YOUR INSTRUCTIONS — Can you repeat the records below with every "cafe-chair" changed to "bistro-chair" and nothing else altered?

Spatial layout entries —
------------

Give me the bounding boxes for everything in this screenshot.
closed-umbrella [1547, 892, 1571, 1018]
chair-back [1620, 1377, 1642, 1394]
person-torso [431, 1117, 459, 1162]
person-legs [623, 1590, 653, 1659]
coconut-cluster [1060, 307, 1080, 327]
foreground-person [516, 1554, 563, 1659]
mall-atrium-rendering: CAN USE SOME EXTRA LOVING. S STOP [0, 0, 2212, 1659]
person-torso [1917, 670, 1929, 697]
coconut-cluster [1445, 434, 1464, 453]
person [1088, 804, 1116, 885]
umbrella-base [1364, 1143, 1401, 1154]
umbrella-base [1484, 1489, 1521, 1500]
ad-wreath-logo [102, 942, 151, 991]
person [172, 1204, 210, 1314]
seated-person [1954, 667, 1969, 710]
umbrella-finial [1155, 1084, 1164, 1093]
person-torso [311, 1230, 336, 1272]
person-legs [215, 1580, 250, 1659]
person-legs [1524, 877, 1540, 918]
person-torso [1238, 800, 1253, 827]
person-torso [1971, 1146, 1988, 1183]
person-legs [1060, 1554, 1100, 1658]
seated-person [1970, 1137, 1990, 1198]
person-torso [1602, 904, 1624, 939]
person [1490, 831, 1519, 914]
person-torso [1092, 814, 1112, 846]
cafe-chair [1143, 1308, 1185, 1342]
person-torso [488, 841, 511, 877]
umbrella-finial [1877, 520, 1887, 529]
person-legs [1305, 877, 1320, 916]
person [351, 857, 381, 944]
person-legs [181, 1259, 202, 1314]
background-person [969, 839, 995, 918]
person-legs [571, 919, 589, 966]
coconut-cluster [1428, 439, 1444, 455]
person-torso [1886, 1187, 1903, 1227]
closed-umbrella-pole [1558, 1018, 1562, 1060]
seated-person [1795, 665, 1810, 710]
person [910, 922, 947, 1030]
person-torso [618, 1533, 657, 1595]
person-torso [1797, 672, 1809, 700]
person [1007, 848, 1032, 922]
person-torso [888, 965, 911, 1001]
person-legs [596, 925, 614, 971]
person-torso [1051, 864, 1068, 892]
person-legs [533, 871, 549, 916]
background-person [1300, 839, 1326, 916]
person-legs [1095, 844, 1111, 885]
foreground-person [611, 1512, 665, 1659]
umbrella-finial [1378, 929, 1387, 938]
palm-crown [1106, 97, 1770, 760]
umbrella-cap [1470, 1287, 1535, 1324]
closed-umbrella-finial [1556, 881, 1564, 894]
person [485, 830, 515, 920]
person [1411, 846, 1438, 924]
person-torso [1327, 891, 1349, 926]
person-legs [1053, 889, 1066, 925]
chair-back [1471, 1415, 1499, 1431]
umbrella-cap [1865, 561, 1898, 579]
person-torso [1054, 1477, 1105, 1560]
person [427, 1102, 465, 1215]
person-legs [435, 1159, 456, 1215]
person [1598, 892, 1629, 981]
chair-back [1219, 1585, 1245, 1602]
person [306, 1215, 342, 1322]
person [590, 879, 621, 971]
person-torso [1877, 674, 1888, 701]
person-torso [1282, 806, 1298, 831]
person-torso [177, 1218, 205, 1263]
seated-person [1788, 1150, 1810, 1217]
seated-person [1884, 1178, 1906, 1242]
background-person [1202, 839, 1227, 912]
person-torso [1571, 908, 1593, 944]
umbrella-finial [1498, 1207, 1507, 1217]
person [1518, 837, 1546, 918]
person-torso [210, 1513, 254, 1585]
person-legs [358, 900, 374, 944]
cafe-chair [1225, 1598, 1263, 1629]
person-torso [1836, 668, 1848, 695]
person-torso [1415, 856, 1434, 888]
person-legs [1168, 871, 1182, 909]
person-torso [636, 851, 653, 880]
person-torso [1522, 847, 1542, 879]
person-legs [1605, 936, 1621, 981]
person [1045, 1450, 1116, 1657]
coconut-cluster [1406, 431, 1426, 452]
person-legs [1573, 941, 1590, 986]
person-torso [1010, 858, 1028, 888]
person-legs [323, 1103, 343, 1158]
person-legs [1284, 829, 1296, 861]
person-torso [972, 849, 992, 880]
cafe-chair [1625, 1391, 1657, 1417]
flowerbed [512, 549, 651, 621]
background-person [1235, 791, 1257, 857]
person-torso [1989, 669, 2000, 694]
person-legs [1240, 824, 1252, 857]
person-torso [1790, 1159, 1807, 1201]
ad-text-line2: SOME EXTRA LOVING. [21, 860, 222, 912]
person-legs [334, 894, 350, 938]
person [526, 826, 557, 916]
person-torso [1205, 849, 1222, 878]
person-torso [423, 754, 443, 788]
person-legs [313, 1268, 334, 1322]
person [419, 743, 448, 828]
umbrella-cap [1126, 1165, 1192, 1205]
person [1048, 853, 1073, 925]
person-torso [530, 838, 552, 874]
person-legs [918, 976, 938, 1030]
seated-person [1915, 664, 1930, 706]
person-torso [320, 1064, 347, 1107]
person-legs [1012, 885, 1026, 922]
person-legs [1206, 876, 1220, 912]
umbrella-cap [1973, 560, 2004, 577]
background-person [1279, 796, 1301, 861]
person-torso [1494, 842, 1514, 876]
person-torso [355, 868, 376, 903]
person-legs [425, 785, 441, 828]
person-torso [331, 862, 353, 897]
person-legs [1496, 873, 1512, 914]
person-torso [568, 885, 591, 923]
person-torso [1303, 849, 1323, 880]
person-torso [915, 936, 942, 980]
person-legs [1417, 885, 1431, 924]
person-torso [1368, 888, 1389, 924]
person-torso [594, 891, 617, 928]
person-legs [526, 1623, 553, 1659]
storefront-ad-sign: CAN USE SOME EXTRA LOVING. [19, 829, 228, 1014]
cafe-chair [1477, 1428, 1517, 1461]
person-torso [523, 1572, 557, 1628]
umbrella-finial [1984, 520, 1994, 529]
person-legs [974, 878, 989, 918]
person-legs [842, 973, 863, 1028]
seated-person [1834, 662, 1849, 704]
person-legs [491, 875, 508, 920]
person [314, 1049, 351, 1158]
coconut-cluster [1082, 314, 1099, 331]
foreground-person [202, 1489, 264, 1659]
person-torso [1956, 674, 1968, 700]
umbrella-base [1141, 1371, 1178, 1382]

------------

FINAL ANSWER —
Give me the bounding boxes for everything in this screenshot.
closed-umbrella [1547, 892, 1571, 1018]
chair-back [1620, 1377, 1642, 1394]
person-torso [431, 1117, 459, 1162]
person-legs [623, 1590, 653, 1659]
coconut-cluster [1060, 307, 1080, 327]
foreground-person [516, 1554, 563, 1659]
mall-atrium-rendering: CAN USE SOME EXTRA LOVING. S STOP [0, 0, 2212, 1659]
person-torso [1917, 670, 1929, 697]
coconut-cluster [1445, 434, 1464, 453]
person [1088, 804, 1116, 885]
umbrella-base [1364, 1143, 1401, 1154]
umbrella-base [1484, 1489, 1521, 1500]
ad-wreath-logo [102, 942, 151, 991]
person [172, 1204, 210, 1314]
seated-person [1954, 667, 1969, 710]
umbrella-finial [1155, 1084, 1164, 1093]
person-torso [311, 1230, 336, 1272]
person-legs [215, 1580, 250, 1659]
person-legs [1524, 877, 1540, 918]
person-torso [1238, 800, 1253, 827]
person-torso [1971, 1146, 1988, 1183]
person-legs [1060, 1554, 1100, 1658]
seated-person [1970, 1137, 1990, 1198]
person-torso [1602, 904, 1624, 939]
person [1490, 831, 1519, 914]
person-torso [1092, 814, 1112, 846]
bistro-chair [1143, 1308, 1185, 1342]
person-torso [488, 841, 511, 877]
umbrella-finial [1877, 520, 1887, 529]
person-legs [1305, 877, 1320, 916]
person [351, 857, 381, 944]
person-legs [181, 1259, 202, 1314]
background-person [969, 839, 995, 918]
person-legs [571, 919, 589, 966]
coconut-cluster [1428, 439, 1444, 455]
person-torso [1886, 1187, 1903, 1227]
closed-umbrella-pole [1558, 1018, 1562, 1060]
seated-person [1795, 665, 1810, 710]
person [910, 922, 947, 1030]
person-torso [618, 1533, 657, 1595]
person-torso [1797, 672, 1809, 700]
person [1007, 848, 1032, 922]
person-torso [888, 965, 911, 1001]
person-legs [596, 925, 614, 971]
person-torso [1051, 864, 1068, 892]
person-legs [533, 871, 549, 916]
background-person [1300, 839, 1326, 916]
person-legs [1095, 844, 1111, 885]
foreground-person [611, 1512, 665, 1659]
umbrella-finial [1378, 929, 1387, 938]
palm-crown [1106, 97, 1770, 760]
umbrella-cap [1470, 1287, 1535, 1324]
closed-umbrella-finial [1556, 881, 1564, 894]
person [485, 830, 515, 920]
person [1411, 846, 1438, 924]
person-torso [1327, 891, 1349, 926]
person-legs [1053, 889, 1066, 925]
chair-back [1471, 1415, 1499, 1431]
umbrella-cap [1865, 561, 1898, 579]
person-torso [1054, 1477, 1105, 1560]
person [427, 1102, 465, 1215]
person-legs [435, 1159, 456, 1215]
person [1598, 892, 1629, 981]
chair-back [1219, 1585, 1245, 1602]
person [306, 1215, 342, 1322]
person [590, 879, 621, 971]
person-torso [1877, 674, 1888, 701]
person-torso [1282, 806, 1298, 831]
person-torso [177, 1218, 205, 1263]
seated-person [1788, 1150, 1810, 1217]
seated-person [1884, 1178, 1906, 1242]
background-person [1202, 839, 1227, 912]
person-torso [1571, 908, 1593, 944]
umbrella-finial [1498, 1207, 1507, 1217]
person [1518, 837, 1546, 918]
person-torso [210, 1513, 254, 1585]
person-legs [358, 900, 374, 944]
bistro-chair [1225, 1598, 1263, 1629]
person-torso [1836, 668, 1848, 695]
person-torso [1415, 856, 1434, 888]
person-legs [1168, 871, 1182, 909]
person-torso [636, 851, 653, 880]
person-torso [1522, 847, 1542, 879]
person-legs [1605, 936, 1621, 981]
person [1045, 1450, 1116, 1657]
coconut-cluster [1406, 431, 1426, 452]
person-legs [1573, 941, 1590, 986]
person-torso [1010, 858, 1028, 888]
person-legs [323, 1103, 343, 1158]
person-legs [1284, 829, 1296, 861]
person-torso [972, 849, 992, 880]
bistro-chair [1625, 1391, 1657, 1417]
flowerbed [512, 549, 651, 621]
background-person [1235, 791, 1257, 857]
person-torso [1989, 669, 2000, 694]
person-legs [1240, 824, 1252, 857]
person-torso [1790, 1159, 1807, 1201]
ad-text-line2: SOME EXTRA LOVING. [21, 860, 222, 912]
person-legs [334, 894, 350, 938]
person [526, 826, 557, 916]
person-torso [1205, 849, 1222, 878]
person-torso [423, 754, 443, 788]
person-legs [313, 1268, 334, 1322]
person [419, 743, 448, 828]
umbrella-cap [1126, 1165, 1192, 1205]
person [1048, 853, 1073, 925]
person-torso [530, 838, 552, 874]
person-legs [918, 976, 938, 1030]
seated-person [1915, 664, 1930, 706]
person-torso [320, 1064, 347, 1107]
person-legs [1012, 885, 1026, 922]
person-legs [1206, 876, 1220, 912]
umbrella-cap [1973, 560, 2004, 577]
background-person [1279, 796, 1301, 861]
person-torso [1494, 842, 1514, 876]
person-torso [355, 868, 376, 903]
person-legs [425, 785, 441, 828]
person-torso [331, 862, 353, 897]
person-legs [1496, 873, 1512, 914]
person-torso [568, 885, 591, 923]
person-torso [1303, 849, 1323, 880]
person-torso [915, 936, 942, 980]
person-legs [1417, 885, 1431, 924]
person-torso [1368, 888, 1389, 924]
person-torso [594, 891, 617, 928]
person-legs [526, 1623, 553, 1659]
storefront-ad-sign: CAN USE SOME EXTRA LOVING. [19, 829, 228, 1014]
bistro-chair [1477, 1428, 1517, 1461]
person-torso [523, 1572, 557, 1628]
umbrella-finial [1984, 520, 1994, 529]
person-legs [974, 878, 989, 918]
person-legs [842, 973, 863, 1028]
seated-person [1834, 662, 1849, 704]
person-legs [491, 875, 508, 920]
person [314, 1049, 351, 1158]
coconut-cluster [1082, 314, 1099, 331]
foreground-person [202, 1489, 264, 1659]
person-torso [1956, 674, 1968, 700]
umbrella-base [1141, 1371, 1178, 1382]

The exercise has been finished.